**Saved data entries:**

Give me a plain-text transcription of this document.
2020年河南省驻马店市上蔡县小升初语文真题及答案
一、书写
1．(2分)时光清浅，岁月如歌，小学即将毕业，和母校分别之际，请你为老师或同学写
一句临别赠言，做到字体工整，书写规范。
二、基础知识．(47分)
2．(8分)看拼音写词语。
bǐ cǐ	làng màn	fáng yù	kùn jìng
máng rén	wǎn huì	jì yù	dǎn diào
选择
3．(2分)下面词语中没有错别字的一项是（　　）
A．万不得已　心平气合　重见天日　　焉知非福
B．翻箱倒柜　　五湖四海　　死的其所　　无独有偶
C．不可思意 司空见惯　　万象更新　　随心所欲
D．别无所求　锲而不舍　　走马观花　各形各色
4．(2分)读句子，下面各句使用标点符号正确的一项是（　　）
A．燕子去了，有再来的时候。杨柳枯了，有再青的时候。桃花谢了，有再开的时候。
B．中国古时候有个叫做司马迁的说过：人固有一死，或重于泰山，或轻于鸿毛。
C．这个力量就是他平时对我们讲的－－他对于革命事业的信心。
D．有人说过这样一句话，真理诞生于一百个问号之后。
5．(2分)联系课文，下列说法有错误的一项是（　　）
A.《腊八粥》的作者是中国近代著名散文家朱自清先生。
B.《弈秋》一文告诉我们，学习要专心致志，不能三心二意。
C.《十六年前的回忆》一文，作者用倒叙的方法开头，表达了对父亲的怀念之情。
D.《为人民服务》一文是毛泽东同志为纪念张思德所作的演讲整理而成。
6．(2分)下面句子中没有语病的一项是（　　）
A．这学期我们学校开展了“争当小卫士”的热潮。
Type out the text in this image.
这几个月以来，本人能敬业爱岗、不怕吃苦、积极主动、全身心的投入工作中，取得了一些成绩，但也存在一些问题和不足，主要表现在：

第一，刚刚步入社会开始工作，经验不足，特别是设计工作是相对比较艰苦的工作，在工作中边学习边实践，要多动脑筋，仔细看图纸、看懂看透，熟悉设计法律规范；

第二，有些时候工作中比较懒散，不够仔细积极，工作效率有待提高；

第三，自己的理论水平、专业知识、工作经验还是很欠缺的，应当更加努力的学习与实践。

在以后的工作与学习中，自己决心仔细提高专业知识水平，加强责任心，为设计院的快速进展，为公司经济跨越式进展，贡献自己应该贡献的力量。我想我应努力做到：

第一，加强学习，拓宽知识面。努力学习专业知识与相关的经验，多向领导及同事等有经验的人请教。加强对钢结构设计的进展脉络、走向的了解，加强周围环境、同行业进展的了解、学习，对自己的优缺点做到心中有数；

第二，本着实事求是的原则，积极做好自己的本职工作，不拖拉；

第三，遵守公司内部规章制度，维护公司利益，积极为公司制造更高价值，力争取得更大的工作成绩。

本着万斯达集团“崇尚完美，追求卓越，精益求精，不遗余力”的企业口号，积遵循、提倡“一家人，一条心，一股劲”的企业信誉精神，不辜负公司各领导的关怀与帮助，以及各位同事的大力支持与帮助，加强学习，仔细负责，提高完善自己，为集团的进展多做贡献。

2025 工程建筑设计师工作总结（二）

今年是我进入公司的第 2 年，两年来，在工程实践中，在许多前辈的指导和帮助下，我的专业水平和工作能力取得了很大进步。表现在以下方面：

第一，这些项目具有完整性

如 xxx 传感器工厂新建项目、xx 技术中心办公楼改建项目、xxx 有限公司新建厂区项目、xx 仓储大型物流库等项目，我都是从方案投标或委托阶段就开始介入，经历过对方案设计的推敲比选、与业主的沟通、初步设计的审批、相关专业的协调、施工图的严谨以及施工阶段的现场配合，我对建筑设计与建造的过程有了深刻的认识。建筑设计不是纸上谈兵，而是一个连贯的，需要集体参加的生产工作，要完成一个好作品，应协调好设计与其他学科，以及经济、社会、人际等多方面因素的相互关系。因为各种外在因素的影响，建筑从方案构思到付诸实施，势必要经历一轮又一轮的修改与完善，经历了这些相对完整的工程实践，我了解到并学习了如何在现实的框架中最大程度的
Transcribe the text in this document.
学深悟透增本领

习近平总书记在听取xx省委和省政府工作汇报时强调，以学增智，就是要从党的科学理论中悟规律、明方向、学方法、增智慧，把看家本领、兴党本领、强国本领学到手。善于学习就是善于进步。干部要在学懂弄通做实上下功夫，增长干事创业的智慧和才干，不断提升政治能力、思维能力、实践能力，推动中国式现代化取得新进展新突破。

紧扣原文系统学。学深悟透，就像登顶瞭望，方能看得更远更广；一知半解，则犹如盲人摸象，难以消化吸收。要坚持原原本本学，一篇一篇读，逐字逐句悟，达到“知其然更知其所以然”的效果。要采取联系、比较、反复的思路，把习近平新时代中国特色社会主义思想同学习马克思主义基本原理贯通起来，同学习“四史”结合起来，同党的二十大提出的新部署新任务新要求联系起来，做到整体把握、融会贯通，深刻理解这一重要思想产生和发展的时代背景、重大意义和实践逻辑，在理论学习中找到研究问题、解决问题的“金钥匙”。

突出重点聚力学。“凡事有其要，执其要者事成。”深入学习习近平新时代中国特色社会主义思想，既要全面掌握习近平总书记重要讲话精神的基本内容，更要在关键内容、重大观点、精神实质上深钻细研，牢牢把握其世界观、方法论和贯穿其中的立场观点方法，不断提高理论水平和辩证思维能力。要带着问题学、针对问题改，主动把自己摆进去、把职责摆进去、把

**WORK TO COMPLETE:** Select the lines from the entries that include the word "加强学习".

**PROBLEM SOLUTION:**
第一，加强学习，拓宽知识面。努力学习专业知识与相关的经验，多向领导及同事等有经验的人请教。加强对钢结构设计的进展脉络、走向的了解，加强周围环境、同行业进展的了解、学习，对自己的优缺点做到心中有数；
本着万斯达集团“崇尚完美，追求卓越，精益求精，不遗余力”的企业口号，积遵循、提倡“一家人，一条心，一股劲”的企业信誉精神，不辜负公司各领导的关怀与帮助，以及各位同事的大力支持与帮助，加强学习，仔细负责，提高完善自己，为集团的进展多做贡献。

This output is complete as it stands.